Find each line with the word "词曲部上" and copy it.

[Items]
■ ■ ■ ■
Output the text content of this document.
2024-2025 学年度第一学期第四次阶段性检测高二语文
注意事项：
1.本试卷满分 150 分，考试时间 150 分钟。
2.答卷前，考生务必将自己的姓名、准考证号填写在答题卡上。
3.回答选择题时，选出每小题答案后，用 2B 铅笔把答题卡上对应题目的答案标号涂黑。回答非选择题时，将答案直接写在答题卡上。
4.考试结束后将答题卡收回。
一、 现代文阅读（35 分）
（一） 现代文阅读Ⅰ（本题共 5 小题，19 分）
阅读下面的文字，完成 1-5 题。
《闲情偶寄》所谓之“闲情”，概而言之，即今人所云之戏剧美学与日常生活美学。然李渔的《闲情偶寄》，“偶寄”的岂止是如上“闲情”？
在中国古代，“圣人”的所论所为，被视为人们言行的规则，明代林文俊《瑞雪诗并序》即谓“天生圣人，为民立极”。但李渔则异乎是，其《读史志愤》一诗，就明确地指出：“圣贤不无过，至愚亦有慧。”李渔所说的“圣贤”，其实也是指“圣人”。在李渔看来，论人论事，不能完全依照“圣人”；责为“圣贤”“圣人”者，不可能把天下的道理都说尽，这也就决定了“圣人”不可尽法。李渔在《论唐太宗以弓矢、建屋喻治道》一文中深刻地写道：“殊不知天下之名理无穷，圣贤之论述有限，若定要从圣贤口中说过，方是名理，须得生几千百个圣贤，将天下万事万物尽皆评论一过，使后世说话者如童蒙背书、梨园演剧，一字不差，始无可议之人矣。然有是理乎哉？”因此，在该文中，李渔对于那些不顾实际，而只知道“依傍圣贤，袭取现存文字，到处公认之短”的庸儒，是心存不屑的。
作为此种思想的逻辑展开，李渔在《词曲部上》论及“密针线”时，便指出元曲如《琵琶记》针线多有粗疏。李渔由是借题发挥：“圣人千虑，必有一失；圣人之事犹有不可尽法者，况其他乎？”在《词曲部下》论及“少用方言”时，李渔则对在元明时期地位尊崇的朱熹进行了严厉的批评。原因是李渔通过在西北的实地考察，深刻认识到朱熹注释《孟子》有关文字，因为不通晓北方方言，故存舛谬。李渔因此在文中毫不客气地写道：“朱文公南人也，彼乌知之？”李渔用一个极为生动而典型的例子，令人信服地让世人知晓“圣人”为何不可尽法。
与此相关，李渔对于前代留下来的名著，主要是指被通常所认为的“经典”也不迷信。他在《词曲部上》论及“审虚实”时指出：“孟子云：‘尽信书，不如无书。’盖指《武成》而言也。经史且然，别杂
■ ■ ■ ■
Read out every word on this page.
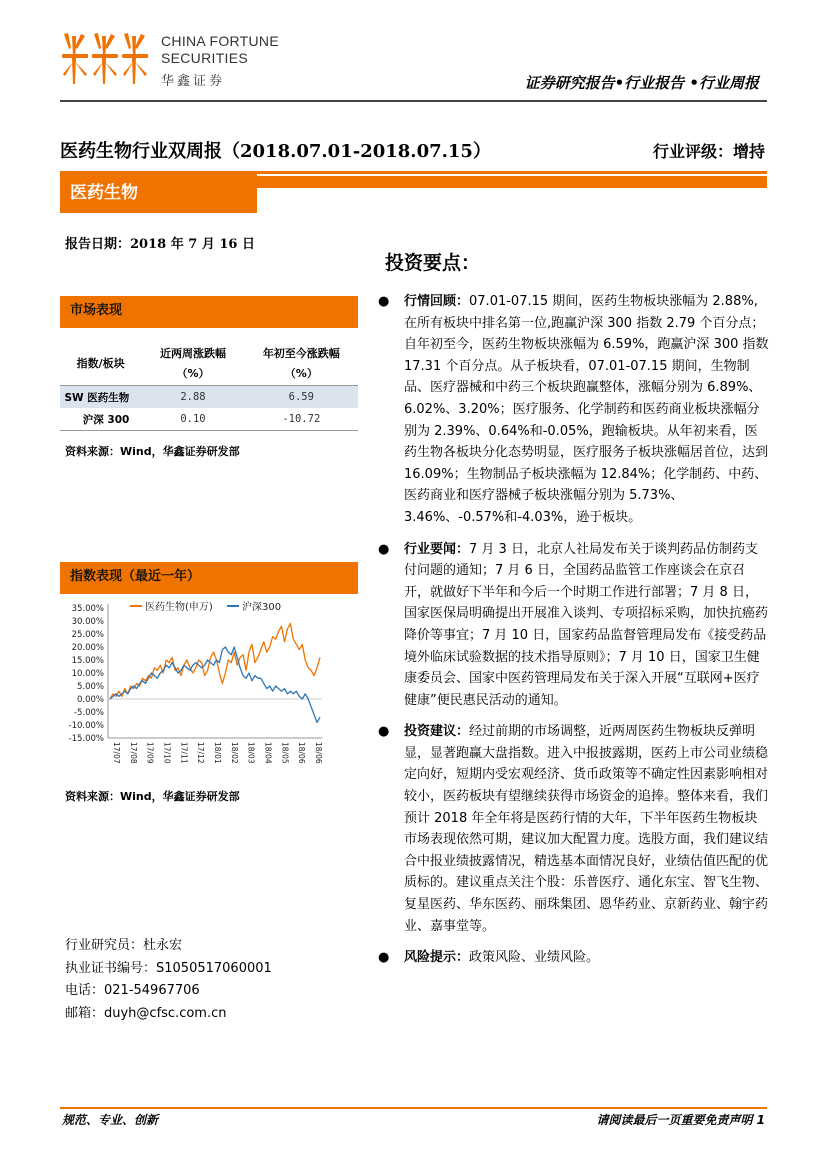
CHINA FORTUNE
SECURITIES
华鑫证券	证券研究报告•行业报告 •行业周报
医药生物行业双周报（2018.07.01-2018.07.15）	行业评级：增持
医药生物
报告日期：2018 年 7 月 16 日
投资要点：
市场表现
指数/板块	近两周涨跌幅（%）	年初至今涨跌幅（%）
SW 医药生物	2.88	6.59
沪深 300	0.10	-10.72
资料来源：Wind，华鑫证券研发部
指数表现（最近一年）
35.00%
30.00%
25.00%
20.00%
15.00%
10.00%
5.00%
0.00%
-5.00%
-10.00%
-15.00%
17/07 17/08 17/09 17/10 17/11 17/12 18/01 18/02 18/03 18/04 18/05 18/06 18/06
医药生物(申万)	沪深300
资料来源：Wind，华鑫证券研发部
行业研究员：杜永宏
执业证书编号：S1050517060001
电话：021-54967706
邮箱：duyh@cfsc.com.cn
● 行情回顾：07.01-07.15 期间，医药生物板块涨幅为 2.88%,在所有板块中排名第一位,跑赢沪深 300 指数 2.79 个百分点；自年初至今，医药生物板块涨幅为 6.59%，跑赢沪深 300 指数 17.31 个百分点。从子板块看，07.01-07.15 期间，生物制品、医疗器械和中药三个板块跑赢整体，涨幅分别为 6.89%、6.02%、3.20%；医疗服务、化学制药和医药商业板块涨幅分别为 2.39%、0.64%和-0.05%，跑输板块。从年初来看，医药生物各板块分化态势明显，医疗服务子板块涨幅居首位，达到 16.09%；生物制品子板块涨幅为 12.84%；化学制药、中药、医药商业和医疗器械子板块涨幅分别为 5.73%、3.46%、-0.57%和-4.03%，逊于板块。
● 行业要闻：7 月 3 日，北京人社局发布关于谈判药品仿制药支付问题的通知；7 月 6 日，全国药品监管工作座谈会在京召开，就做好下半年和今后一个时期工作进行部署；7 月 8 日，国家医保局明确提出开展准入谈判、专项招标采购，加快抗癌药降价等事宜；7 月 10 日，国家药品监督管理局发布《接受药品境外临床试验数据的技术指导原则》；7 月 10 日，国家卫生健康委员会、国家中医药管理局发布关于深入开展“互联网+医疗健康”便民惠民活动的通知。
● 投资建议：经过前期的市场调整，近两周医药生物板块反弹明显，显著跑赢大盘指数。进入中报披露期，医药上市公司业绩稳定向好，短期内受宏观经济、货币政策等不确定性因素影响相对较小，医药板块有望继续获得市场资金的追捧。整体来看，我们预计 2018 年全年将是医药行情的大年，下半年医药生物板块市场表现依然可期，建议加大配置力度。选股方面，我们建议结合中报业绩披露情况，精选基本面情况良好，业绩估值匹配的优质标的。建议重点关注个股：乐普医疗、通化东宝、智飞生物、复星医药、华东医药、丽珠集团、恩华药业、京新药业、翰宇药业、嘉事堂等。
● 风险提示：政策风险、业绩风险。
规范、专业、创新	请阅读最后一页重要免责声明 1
■ ■ ■ ■
[Solved exercise]
作为此种思想的逻辑展开，李渔在《词曲部上》论及“密针线”时，便指出元曲如《琵琶记》针线多有粗疏。李渔由是借题发挥：“圣人千虑，必有一失；圣人之事犹有不可尽法者，况其他乎？”在《词曲部下》论及“少用方言”时，李渔则对在元明时期地位尊崇的朱熹进行了严厉的批评。原因是李渔通过在西北的实地考察，深刻认识到朱熹注释《孟子》有关文字，因为不通晓北方方言，故存舛谬。李渔因此在文中毫不客气地写道：“朱文公南人也，彼乌知之？”李渔用一个极为生动而典型的例子，令人信服地让世人知晓“圣人”为何不可尽法。
与此相关，李渔对于前代留下来的名著，主要是指被通常所认为的“经典”也不迷信。他在《词曲部上》论及“审虚实”时指出：“孟子云：‘尽信书，不如无书。’盖指《武成》而言也。经史且然，别杂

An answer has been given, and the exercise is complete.